Records for the task:
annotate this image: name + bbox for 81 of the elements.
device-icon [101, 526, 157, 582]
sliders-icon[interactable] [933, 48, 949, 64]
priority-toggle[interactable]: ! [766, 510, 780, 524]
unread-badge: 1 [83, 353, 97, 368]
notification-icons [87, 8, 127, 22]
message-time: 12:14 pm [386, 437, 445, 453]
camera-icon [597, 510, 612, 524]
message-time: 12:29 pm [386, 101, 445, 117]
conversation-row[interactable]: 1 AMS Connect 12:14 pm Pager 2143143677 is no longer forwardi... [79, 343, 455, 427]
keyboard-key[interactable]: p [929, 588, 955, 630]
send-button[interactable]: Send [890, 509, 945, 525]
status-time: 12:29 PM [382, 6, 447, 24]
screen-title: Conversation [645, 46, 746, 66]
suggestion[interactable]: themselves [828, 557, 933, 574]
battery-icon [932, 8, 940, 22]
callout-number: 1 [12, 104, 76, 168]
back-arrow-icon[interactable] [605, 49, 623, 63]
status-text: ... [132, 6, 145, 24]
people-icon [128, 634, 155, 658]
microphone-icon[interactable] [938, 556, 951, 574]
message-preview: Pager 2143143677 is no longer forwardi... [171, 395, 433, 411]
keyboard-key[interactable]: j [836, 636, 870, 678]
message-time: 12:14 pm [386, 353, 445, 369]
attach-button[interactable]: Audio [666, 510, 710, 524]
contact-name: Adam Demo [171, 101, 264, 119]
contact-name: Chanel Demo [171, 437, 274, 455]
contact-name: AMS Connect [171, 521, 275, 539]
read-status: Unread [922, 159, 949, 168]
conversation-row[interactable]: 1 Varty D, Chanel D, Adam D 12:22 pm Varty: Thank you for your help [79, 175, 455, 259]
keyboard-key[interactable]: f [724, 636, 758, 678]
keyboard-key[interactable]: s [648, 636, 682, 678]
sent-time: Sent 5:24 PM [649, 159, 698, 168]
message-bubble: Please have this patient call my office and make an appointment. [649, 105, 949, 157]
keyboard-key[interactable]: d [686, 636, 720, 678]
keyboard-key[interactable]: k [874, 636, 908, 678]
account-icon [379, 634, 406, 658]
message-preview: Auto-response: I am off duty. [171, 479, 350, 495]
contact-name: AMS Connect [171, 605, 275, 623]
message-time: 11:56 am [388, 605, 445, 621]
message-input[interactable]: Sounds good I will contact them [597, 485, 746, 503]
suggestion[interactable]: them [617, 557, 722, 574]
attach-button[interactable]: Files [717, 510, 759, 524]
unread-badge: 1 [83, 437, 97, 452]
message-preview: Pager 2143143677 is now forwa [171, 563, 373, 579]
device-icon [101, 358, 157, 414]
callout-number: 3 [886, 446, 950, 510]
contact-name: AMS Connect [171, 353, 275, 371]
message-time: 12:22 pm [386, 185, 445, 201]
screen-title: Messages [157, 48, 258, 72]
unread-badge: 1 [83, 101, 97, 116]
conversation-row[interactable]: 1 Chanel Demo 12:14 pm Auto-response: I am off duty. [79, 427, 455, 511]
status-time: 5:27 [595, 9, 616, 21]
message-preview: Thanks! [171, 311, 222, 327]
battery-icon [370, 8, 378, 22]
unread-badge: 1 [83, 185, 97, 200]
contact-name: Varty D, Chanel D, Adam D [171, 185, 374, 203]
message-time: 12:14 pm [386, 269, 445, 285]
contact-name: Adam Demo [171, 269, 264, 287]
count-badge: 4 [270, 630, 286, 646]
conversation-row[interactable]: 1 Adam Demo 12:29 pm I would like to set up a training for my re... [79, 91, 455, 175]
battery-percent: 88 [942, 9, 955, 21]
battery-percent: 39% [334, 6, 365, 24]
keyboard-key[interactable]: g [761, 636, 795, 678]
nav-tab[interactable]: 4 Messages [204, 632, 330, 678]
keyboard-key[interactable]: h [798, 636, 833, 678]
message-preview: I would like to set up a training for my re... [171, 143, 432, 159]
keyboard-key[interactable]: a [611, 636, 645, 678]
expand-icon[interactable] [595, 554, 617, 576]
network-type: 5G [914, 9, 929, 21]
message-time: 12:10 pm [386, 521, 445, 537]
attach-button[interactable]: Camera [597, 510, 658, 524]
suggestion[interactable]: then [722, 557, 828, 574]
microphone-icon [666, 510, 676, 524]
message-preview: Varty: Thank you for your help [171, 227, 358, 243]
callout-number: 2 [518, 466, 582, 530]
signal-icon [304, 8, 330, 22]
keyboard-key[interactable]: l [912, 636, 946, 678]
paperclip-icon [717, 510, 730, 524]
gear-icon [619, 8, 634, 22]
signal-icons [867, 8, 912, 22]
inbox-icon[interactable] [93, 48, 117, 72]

Exercise: Print the rows verbatim, from the first row through the row containing "keyboard-key[interactable]: j [836, 636, 870, 678]", both included.

Final answer:
annotate this image: name + bbox for 81 of the elements.
device-icon [101, 526, 157, 582]
sliders-icon[interactable] [933, 48, 949, 64]
priority-toggle[interactable]: ! [766, 510, 780, 524]
unread-badge: 1 [83, 353, 97, 368]
notification-icons [87, 8, 127, 22]
message-time: 12:14 pm [386, 437, 445, 453]
camera-icon [597, 510, 612, 524]
message-time: 12:29 pm [386, 101, 445, 117]
conversation-row[interactable]: 1 AMS Connect 12:14 pm Pager 2143143677 is no longer forwardi... [79, 343, 455, 427]
keyboard-key[interactable]: p [929, 588, 955, 630]
send-button[interactable]: Send [890, 509, 945, 525]
status-time: 12:29 PM [382, 6, 447, 24]
screen-title: Conversation [645, 46, 746, 66]
suggestion[interactable]: themselves [828, 557, 933, 574]
battery-icon [932, 8, 940, 22]
callout-number: 1 [12, 104, 76, 168]
back-arrow-icon[interactable] [605, 49, 623, 63]
status-text: ... [132, 6, 145, 24]
people-icon [128, 634, 155, 658]
microphone-icon[interactable] [938, 556, 951, 574]
message-preview: Pager 2143143677 is no longer forwardi... [171, 395, 433, 411]
keyboard-key[interactable]: j [836, 636, 870, 678]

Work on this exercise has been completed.